In the listing below, count each line containing "trois" and answer with the count only.

[Chart and figure data]
......

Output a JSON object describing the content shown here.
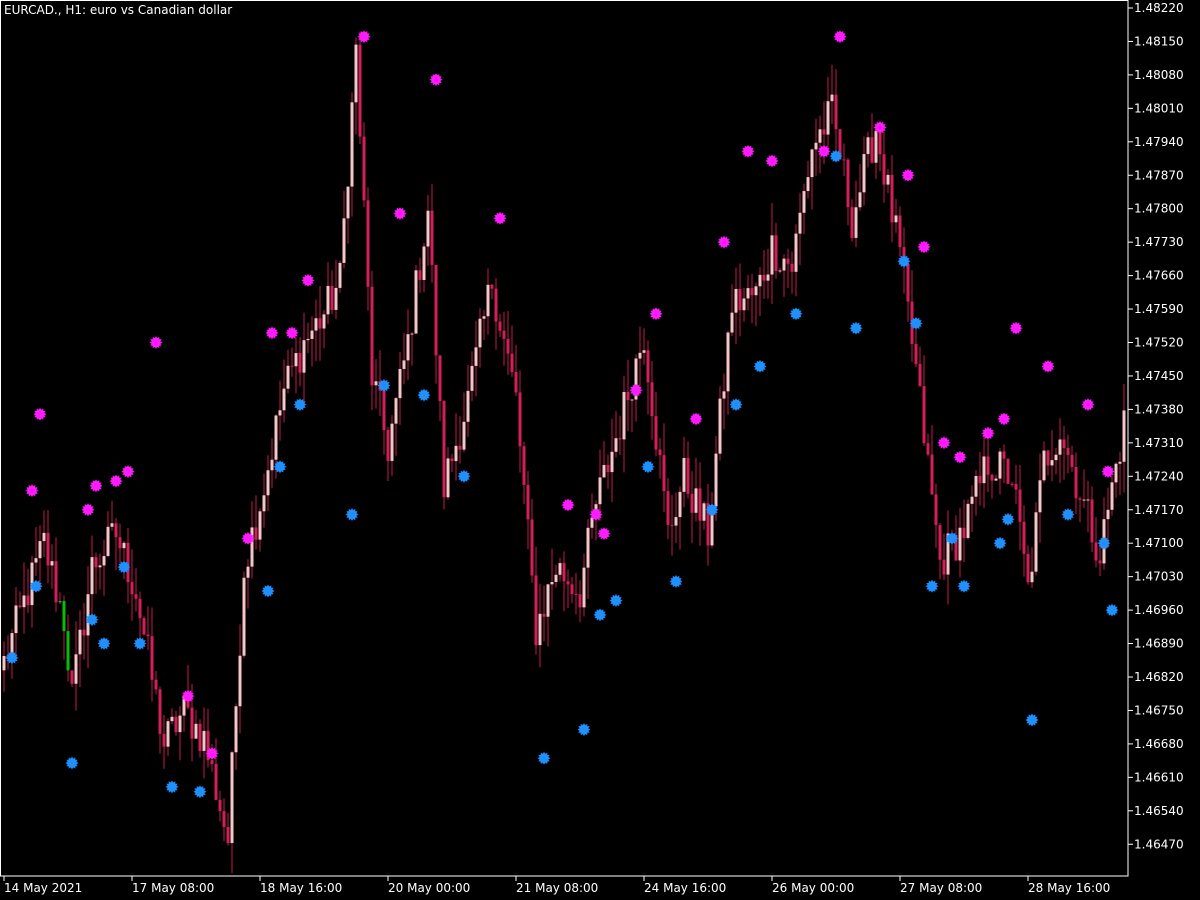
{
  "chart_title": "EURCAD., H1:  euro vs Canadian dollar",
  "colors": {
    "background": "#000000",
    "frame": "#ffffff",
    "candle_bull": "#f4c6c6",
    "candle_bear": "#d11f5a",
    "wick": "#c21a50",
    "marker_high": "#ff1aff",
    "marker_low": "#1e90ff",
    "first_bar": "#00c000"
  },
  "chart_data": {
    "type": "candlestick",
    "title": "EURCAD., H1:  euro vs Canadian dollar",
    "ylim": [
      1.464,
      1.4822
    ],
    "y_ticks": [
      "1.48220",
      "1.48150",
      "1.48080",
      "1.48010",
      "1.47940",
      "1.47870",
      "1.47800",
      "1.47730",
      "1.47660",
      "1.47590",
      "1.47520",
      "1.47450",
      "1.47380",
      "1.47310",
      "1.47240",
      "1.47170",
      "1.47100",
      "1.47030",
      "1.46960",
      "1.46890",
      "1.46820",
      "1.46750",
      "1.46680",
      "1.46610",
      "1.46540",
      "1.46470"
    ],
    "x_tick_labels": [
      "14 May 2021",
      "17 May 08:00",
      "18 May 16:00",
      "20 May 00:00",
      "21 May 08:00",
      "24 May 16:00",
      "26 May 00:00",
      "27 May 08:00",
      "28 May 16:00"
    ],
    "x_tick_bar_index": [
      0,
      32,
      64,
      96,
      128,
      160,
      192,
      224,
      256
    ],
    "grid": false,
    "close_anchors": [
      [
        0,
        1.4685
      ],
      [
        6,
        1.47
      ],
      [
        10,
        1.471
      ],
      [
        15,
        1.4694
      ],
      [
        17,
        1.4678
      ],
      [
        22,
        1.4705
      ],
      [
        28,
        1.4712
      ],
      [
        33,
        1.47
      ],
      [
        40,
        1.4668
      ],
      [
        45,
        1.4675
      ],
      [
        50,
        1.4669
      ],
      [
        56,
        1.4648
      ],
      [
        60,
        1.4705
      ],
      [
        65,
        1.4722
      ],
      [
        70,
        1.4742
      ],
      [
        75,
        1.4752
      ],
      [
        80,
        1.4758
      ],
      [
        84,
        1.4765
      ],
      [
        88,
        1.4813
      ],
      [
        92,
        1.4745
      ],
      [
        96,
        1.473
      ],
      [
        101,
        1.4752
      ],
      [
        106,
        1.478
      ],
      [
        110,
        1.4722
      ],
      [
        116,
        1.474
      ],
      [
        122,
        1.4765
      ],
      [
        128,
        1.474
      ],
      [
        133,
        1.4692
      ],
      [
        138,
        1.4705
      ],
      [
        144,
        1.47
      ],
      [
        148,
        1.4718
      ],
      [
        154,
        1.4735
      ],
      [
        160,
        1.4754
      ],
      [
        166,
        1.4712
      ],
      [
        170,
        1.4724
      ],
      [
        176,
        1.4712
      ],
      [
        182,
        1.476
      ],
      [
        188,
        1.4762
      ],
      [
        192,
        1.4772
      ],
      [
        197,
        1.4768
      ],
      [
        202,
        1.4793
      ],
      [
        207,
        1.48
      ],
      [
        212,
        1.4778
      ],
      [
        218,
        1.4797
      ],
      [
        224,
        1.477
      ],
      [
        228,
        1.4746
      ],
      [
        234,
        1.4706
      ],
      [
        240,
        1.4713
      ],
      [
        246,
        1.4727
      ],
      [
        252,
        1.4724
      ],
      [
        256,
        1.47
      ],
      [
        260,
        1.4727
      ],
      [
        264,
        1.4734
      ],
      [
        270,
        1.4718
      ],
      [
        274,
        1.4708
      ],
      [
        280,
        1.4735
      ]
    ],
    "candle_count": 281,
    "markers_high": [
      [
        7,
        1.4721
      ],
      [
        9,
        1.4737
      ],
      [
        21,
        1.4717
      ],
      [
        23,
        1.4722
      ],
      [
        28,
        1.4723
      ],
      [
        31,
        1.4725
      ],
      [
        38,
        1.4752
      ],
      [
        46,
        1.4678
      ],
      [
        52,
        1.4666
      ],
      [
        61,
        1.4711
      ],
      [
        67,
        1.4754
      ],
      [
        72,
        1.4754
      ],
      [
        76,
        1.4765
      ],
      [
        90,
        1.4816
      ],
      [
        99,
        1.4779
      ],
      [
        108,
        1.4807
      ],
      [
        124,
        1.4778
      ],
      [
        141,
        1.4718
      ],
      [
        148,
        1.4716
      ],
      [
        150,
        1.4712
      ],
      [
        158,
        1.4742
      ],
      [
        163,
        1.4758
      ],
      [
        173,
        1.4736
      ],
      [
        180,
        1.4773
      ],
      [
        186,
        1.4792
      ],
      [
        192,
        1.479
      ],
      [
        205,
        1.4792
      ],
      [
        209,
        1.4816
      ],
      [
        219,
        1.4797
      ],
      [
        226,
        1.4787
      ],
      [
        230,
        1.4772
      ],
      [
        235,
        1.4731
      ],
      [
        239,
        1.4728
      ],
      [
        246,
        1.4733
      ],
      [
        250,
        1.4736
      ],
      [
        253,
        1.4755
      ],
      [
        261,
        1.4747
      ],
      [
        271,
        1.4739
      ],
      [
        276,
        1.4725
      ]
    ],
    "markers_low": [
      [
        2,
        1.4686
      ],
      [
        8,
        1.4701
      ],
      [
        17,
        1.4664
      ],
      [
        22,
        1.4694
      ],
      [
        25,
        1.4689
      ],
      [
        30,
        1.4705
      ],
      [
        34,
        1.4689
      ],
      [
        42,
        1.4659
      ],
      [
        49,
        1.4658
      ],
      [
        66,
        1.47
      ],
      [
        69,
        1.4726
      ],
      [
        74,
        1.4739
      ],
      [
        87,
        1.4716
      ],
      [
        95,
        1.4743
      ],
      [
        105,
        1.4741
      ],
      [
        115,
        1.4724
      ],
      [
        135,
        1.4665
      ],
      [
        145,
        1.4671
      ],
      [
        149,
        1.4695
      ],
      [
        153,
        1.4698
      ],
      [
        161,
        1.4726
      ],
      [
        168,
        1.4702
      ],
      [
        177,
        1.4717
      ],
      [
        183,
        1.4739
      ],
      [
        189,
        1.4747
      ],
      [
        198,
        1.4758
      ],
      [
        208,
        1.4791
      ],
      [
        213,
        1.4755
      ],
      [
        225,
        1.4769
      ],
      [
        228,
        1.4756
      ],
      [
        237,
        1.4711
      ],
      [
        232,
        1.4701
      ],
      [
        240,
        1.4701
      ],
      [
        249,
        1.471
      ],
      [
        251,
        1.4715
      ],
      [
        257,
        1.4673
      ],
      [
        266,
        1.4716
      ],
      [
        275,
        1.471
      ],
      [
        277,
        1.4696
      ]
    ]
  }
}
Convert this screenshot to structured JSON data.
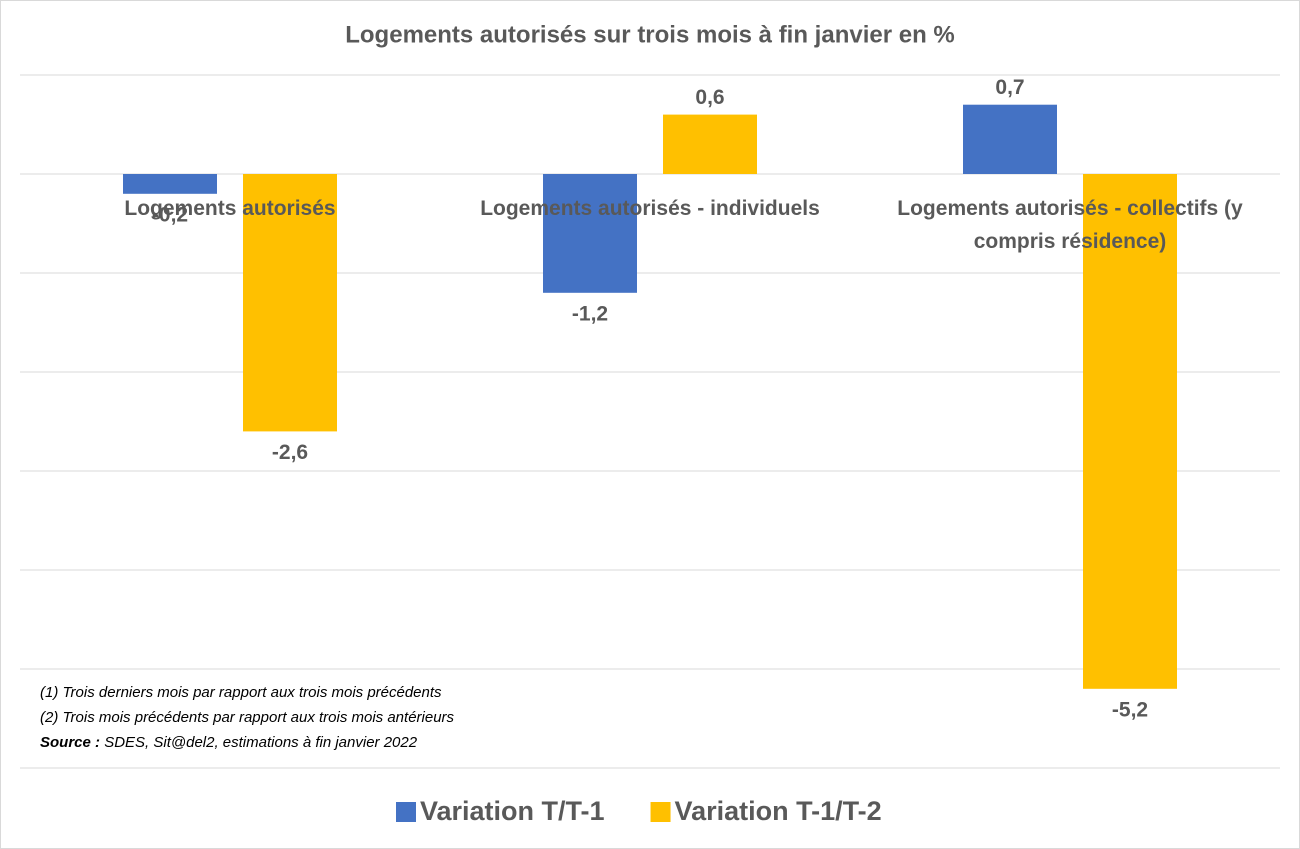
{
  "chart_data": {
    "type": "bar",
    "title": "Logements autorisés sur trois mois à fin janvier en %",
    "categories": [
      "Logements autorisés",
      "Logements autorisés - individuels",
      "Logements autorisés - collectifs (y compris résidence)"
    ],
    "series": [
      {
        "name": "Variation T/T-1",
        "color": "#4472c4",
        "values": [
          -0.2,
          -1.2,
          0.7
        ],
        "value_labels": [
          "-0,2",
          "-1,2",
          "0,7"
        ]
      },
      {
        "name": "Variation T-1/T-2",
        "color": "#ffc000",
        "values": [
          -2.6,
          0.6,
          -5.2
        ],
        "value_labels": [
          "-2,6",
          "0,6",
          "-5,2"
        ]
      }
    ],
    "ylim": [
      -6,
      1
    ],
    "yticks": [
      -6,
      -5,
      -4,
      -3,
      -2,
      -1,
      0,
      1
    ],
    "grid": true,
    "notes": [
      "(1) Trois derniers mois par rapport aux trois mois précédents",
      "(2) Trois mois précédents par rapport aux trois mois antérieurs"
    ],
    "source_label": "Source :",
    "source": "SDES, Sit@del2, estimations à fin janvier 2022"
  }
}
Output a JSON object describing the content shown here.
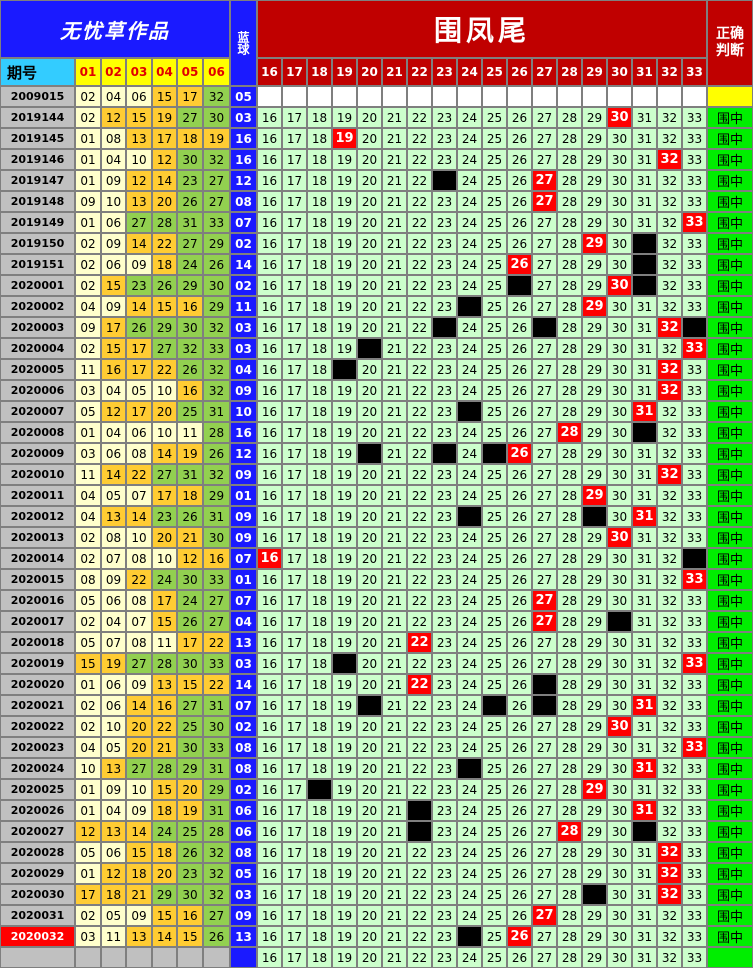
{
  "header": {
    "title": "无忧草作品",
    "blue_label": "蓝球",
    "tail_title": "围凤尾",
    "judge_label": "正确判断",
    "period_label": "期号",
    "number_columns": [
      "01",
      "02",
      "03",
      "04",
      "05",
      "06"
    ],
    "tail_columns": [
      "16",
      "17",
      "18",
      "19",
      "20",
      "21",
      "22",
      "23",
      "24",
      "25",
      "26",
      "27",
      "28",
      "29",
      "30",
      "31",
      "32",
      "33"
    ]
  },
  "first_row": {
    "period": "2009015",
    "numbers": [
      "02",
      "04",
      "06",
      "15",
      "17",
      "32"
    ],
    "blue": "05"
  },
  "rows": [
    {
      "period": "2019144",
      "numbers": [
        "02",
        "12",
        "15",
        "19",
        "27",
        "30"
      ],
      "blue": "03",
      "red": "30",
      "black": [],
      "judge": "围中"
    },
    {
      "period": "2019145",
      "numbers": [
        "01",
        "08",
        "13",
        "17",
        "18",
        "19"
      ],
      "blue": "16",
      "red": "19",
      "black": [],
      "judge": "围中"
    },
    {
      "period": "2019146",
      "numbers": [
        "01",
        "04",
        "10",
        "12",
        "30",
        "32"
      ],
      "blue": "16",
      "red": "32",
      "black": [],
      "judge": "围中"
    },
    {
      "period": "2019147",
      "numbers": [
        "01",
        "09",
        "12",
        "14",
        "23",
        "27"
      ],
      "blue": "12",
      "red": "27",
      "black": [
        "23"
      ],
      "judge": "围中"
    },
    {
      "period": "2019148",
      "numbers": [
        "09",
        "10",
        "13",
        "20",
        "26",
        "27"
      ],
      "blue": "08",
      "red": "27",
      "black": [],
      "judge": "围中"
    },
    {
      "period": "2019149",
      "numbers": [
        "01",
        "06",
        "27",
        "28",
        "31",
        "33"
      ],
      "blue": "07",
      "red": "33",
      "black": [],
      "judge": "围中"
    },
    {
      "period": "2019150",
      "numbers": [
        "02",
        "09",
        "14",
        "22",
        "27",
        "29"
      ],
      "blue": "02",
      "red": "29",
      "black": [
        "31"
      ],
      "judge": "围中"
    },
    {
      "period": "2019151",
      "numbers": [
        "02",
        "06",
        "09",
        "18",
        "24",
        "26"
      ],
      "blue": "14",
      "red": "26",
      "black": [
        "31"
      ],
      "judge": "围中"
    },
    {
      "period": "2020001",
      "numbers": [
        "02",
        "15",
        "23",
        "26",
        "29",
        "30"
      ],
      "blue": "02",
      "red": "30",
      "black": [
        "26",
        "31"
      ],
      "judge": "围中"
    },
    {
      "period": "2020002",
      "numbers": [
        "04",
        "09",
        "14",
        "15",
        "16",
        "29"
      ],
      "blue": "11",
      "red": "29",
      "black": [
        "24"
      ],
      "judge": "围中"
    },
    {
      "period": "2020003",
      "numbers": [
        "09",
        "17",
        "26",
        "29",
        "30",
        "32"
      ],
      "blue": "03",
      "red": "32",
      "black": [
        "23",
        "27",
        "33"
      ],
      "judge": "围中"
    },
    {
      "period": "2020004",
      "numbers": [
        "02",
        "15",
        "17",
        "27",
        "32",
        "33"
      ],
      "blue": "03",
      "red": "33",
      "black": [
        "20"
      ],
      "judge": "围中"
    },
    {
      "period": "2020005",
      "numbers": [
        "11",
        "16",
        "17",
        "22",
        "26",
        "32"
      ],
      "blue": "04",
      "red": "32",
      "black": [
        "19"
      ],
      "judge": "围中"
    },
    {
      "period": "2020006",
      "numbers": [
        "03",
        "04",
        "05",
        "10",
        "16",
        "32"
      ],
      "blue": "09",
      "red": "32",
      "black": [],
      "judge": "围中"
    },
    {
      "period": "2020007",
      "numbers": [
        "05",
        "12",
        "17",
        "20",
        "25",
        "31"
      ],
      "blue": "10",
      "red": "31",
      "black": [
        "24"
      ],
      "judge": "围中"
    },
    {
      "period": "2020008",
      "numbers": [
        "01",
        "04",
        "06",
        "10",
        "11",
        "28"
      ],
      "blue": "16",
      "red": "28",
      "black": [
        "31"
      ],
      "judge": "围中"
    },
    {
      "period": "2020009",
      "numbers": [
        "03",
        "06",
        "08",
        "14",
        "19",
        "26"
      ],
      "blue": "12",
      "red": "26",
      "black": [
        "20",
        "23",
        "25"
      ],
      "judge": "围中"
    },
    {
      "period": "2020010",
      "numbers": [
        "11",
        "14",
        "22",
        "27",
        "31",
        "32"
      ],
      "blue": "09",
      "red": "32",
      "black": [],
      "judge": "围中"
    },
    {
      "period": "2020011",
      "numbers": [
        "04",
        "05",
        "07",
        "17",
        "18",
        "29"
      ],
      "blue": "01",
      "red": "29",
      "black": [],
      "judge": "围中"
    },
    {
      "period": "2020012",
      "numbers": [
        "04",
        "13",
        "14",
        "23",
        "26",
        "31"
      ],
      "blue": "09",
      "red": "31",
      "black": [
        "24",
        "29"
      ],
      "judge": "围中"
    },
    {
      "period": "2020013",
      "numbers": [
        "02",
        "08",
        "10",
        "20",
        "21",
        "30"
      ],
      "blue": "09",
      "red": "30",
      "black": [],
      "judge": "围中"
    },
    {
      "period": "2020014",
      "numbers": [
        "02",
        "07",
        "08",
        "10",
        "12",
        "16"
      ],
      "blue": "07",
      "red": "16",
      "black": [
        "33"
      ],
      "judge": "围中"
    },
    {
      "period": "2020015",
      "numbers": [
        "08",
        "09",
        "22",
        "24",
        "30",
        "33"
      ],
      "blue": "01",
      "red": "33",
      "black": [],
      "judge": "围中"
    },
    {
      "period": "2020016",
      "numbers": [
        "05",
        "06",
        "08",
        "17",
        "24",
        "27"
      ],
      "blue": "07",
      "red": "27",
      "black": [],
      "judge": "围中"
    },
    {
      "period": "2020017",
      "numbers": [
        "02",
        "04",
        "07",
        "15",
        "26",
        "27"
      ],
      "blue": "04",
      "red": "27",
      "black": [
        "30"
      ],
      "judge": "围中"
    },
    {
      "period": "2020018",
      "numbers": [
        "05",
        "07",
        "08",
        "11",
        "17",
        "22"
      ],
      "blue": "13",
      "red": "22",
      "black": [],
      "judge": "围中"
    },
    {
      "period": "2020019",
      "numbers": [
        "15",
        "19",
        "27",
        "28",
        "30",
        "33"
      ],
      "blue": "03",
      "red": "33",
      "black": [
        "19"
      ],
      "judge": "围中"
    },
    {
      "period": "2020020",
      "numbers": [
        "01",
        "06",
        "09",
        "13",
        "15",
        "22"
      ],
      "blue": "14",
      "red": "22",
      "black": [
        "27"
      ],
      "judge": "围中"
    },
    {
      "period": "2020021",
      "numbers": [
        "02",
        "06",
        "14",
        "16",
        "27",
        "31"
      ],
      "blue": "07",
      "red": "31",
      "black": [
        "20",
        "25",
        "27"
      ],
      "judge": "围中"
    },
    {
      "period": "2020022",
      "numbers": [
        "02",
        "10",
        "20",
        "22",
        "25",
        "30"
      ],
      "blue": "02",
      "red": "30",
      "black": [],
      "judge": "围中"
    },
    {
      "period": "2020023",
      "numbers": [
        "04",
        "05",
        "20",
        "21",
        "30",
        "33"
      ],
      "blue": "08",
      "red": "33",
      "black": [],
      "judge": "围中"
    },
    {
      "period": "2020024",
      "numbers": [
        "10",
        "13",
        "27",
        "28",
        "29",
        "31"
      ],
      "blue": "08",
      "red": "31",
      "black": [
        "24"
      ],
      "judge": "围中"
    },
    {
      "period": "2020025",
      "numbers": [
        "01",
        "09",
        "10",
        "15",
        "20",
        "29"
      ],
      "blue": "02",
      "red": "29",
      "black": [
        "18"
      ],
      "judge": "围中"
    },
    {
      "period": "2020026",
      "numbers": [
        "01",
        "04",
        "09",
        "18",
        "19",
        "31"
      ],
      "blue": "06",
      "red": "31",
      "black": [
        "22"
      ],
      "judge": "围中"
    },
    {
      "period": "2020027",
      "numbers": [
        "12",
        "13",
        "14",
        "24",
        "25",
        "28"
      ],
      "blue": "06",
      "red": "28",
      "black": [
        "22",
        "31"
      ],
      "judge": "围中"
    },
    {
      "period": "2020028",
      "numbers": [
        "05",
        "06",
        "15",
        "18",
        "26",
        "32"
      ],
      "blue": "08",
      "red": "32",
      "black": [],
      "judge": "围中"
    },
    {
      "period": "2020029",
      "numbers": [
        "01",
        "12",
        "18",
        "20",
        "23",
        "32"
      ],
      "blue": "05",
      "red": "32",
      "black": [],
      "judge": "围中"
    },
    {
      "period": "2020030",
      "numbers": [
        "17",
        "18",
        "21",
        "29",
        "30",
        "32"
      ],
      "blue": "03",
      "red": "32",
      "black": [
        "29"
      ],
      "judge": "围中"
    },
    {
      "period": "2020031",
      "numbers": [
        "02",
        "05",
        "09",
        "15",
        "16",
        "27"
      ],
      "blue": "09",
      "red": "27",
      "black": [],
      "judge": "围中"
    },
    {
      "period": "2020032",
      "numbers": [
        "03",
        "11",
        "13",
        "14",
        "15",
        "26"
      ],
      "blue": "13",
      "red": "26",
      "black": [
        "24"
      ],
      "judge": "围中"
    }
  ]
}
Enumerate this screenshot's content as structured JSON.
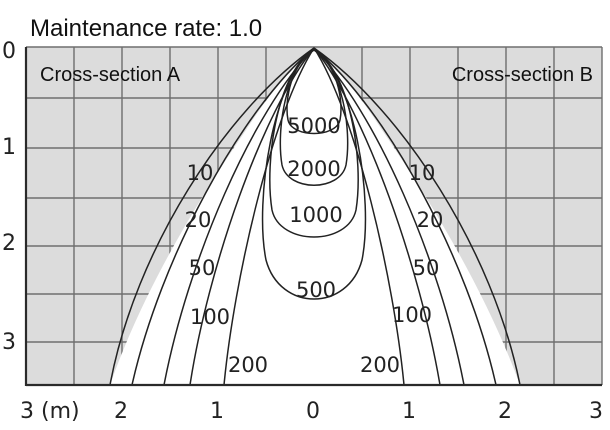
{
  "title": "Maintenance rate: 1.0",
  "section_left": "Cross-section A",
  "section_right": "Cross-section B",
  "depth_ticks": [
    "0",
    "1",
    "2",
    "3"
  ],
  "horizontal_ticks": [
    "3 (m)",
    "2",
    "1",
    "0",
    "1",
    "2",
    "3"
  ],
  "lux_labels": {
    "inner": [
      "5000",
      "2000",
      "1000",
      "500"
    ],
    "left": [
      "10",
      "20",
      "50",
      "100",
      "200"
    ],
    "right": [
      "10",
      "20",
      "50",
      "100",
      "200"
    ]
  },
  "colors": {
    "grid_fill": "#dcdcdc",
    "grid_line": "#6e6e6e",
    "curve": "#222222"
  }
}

......

Solution for this exercise: 3